Records from a collection:

┄┄┄┄┄┄

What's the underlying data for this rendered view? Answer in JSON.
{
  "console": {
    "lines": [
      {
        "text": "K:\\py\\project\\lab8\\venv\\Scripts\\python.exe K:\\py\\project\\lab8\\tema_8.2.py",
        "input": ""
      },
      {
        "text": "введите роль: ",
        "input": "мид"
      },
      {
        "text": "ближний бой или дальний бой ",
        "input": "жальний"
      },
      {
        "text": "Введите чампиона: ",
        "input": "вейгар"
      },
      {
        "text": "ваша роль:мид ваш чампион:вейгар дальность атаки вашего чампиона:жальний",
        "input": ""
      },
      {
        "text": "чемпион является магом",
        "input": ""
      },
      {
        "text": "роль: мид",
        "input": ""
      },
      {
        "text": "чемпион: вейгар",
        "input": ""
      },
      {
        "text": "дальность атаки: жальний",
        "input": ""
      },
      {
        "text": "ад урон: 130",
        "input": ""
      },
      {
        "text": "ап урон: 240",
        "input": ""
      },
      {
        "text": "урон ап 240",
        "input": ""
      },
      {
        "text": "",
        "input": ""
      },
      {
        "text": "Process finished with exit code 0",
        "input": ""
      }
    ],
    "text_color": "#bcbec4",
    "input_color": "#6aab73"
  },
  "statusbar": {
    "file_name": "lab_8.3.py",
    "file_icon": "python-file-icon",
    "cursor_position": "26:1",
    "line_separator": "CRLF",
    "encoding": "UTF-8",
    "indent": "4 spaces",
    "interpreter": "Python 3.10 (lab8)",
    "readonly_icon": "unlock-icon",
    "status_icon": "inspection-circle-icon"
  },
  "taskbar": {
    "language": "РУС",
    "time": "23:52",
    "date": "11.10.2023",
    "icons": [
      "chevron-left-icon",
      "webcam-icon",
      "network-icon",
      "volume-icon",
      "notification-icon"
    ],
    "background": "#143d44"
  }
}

┄┄┄┄┄┄

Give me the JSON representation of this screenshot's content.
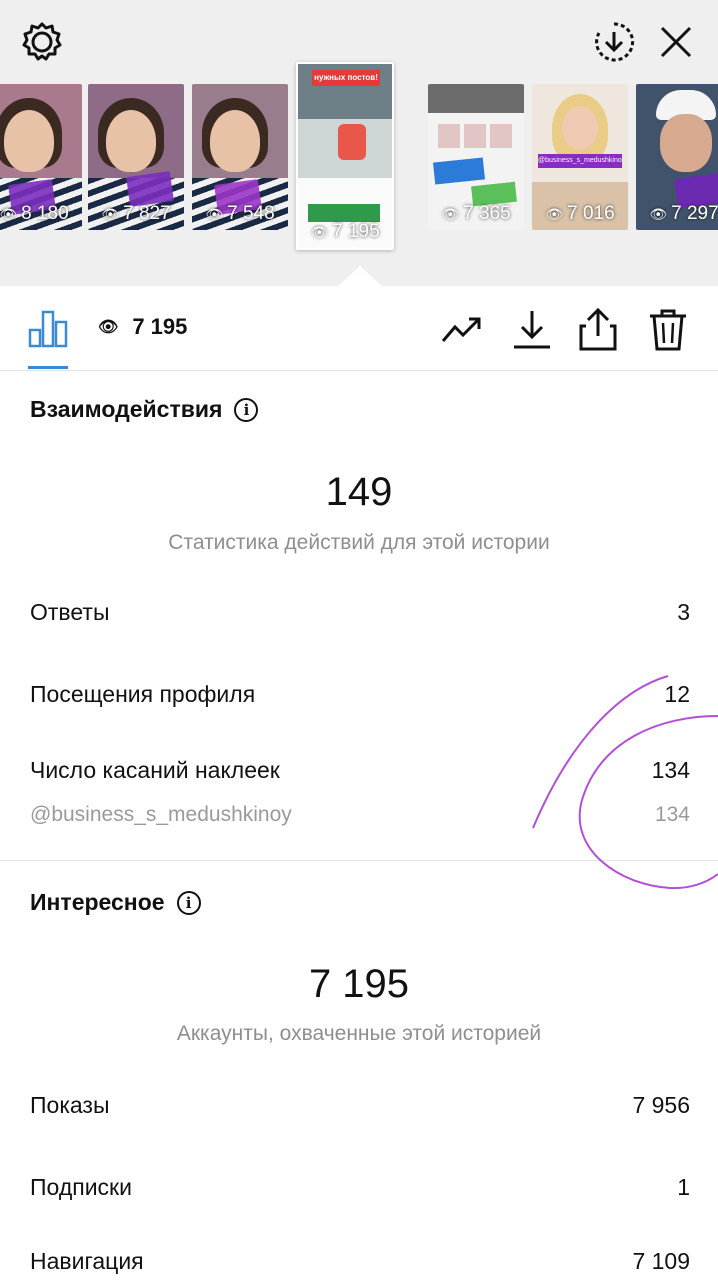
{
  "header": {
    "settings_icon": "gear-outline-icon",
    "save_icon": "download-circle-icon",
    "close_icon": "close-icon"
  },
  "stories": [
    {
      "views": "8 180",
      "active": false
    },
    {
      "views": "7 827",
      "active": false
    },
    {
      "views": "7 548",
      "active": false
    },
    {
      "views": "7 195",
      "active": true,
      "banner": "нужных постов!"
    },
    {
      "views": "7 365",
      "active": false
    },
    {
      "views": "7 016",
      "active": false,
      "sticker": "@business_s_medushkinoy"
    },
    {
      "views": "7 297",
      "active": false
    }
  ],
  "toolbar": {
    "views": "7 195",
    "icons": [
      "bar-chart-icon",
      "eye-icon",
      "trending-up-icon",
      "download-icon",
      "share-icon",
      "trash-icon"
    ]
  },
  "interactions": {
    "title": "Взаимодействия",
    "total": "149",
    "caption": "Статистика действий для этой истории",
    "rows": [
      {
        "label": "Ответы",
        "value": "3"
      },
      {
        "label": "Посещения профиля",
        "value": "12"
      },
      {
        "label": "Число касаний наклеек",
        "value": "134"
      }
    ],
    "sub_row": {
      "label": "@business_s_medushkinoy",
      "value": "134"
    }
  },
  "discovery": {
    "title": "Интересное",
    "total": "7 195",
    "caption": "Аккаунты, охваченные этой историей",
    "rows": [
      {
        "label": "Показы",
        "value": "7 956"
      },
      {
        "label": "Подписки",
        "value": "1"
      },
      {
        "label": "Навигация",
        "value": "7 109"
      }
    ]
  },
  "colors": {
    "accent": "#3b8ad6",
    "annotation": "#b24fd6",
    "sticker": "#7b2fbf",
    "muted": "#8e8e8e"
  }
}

┄┄┄┄┄┄

_Stated task_.
Go through the material line by line. Show each line that contains the string "урон".

_Answer_.
        "text": "ад урон: 130",
        "text": "ап урон: 240",
        "text": "урон ап 240",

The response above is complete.